Records from a data collection
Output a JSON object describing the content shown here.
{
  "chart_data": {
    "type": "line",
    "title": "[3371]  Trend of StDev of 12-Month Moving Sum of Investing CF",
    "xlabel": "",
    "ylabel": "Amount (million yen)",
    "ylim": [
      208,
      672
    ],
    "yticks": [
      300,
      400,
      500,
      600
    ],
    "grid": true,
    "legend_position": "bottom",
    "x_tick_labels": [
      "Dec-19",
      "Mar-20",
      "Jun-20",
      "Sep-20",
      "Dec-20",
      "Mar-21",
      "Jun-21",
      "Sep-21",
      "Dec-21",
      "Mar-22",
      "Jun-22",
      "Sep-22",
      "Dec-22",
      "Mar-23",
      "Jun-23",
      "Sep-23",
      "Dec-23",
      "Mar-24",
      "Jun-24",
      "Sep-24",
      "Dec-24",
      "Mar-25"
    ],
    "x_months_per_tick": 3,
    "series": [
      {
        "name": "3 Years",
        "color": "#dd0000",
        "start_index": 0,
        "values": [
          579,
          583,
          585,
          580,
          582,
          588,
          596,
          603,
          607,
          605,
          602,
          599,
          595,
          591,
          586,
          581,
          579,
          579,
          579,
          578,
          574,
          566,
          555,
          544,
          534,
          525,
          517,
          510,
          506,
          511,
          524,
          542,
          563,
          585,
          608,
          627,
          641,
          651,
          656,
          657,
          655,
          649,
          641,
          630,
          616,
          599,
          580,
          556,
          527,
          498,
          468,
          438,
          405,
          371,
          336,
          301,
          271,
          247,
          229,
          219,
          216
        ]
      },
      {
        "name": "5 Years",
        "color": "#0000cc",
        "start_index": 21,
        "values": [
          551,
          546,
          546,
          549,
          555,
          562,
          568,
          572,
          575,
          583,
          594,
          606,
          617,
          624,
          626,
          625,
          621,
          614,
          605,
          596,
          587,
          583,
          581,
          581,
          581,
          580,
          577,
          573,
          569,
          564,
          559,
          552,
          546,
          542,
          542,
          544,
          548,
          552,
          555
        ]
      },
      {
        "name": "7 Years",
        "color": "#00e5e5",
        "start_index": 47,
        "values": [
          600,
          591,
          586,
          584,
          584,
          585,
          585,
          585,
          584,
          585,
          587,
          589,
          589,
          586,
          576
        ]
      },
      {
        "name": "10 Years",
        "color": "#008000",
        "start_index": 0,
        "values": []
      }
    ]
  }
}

> JOB
Write out all the records above again, exactly as they stand.

> EXERCISE SOLUTION
Output a JSON object describing the content shown here.
{
  "chart_data": {
    "type": "line",
    "title": "[3371]  Trend of StDev of 12-Month Moving Sum of Investing CF",
    "xlabel": "",
    "ylabel": "Amount (million yen)",
    "ylim": [
      208,
      672
    ],
    "yticks": [
      300,
      400,
      500,
      600
    ],
    "grid": true,
    "legend_position": "bottom",
    "x_tick_labels": [
      "Dec-19",
      "Mar-20",
      "Jun-20",
      "Sep-20",
      "Dec-20",
      "Mar-21",
      "Jun-21",
      "Sep-21",
      "Dec-21",
      "Mar-22",
      "Jun-22",
      "Sep-22",
      "Dec-22",
      "Mar-23",
      "Jun-23",
      "Sep-23",
      "Dec-23",
      "Mar-24",
      "Jun-24",
      "Sep-24",
      "Dec-24",
      "Mar-25"
    ],
    "x_months_per_tick": 3,
    "series": [
      {
        "name": "3 Years",
        "color": "#dd0000",
        "start_index": 0,
        "values": [
          579,
          583,
          585,
          580,
          582,
          588,
          596,
          603,
          607,
          605,
          602,
          599,
          595,
          591,
          586,
          581,
          579,
          579,
          579,
          578,
          574,
          566,
          555,
          544,
          534,
          525,
          517,
          510,
          506,
          511,
          524,
          542,
          563,
          585,
          608,
          627,
          641,
          651,
          656,
          657,
          655,
          649,
          641,
          630,
          616,
          599,
          580,
          556,
          527,
          498,
          468,
          438,
          405,
          371,
          336,
          301,
          271,
          247,
          229,
          219,
          216
        ]
      },
      {
        "name": "5 Years",
        "color": "#0000cc",
        "start_index": 21,
        "values": [
          551,
          546,
          546,
          549,
          555,
          562,
          568,
          572,
          575,
          583,
          594,
          606,
          617,
          624,
          626,
          625,
          621,
          614,
          605,
          596,
          587,
          583,
          581,
          581,
          581,
          580,
          577,
          573,
          569,
          564,
          559,
          552,
          546,
          542,
          542,
          544,
          548,
          552,
          555
        ]
      },
      {
        "name": "7 Years",
        "color": "#00e5e5",
        "start_index": 47,
        "values": [
          600,
          591,
          586,
          584,
          584,
          585,
          585,
          585,
          584,
          585,
          587,
          589,
          589,
          586,
          576
        ]
      },
      {
        "name": "10 Years",
        "color": "#008000",
        "start_index": 0,
        "values": []
      }
    ]
  }
}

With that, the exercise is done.